Lines of data
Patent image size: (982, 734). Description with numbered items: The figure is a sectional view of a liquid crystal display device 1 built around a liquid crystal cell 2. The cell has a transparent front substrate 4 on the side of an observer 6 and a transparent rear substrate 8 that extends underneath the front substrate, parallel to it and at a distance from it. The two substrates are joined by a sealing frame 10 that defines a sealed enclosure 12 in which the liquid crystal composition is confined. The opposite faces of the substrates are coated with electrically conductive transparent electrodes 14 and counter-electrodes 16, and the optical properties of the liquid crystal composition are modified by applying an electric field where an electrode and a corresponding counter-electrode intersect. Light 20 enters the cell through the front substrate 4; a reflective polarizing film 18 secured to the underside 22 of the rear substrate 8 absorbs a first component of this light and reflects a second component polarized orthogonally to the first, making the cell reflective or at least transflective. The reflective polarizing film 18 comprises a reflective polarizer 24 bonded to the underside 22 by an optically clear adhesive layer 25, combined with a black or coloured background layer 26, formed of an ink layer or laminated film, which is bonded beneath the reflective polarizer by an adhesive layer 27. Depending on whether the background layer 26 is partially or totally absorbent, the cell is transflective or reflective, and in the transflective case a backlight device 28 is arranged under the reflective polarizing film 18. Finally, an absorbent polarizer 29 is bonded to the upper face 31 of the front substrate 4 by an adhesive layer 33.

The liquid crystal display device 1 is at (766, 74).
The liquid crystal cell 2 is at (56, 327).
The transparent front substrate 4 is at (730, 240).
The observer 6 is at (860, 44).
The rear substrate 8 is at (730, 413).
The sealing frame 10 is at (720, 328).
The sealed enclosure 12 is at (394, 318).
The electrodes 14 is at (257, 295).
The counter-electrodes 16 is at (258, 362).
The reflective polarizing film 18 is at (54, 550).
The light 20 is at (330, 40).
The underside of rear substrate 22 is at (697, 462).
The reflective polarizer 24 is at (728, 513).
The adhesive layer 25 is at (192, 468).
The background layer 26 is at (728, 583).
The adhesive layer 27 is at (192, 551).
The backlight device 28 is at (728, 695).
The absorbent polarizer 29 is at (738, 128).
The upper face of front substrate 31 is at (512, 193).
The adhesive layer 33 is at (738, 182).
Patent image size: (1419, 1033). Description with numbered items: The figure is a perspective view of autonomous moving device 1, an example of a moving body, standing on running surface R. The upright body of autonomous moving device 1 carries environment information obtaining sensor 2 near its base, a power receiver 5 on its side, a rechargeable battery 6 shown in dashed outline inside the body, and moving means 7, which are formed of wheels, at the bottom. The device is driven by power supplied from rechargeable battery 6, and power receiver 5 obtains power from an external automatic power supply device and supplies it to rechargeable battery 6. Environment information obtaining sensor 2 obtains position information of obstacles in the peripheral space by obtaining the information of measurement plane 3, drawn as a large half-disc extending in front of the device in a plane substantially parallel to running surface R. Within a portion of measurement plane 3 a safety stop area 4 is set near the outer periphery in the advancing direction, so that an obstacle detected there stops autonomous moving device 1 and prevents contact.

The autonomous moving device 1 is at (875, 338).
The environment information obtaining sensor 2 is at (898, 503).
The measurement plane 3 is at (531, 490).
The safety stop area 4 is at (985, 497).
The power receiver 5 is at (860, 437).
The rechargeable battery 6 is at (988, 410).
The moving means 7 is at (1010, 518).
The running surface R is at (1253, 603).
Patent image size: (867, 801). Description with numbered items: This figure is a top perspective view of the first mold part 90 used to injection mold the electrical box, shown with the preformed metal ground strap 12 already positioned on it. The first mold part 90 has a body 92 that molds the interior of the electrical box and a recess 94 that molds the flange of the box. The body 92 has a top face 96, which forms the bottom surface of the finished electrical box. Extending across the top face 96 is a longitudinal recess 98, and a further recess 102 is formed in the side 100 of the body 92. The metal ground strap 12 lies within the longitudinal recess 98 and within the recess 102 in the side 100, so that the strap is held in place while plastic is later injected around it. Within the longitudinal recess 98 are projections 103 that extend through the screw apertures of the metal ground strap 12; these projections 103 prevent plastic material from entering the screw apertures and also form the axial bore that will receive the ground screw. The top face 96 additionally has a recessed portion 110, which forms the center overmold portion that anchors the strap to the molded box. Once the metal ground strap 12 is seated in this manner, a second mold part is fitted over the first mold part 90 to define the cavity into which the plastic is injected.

PROBLEM REQUIREMENTS:
Report how many of the lines above contain the word "measurement". Give only the number.

THE COMPLETED TASK:
2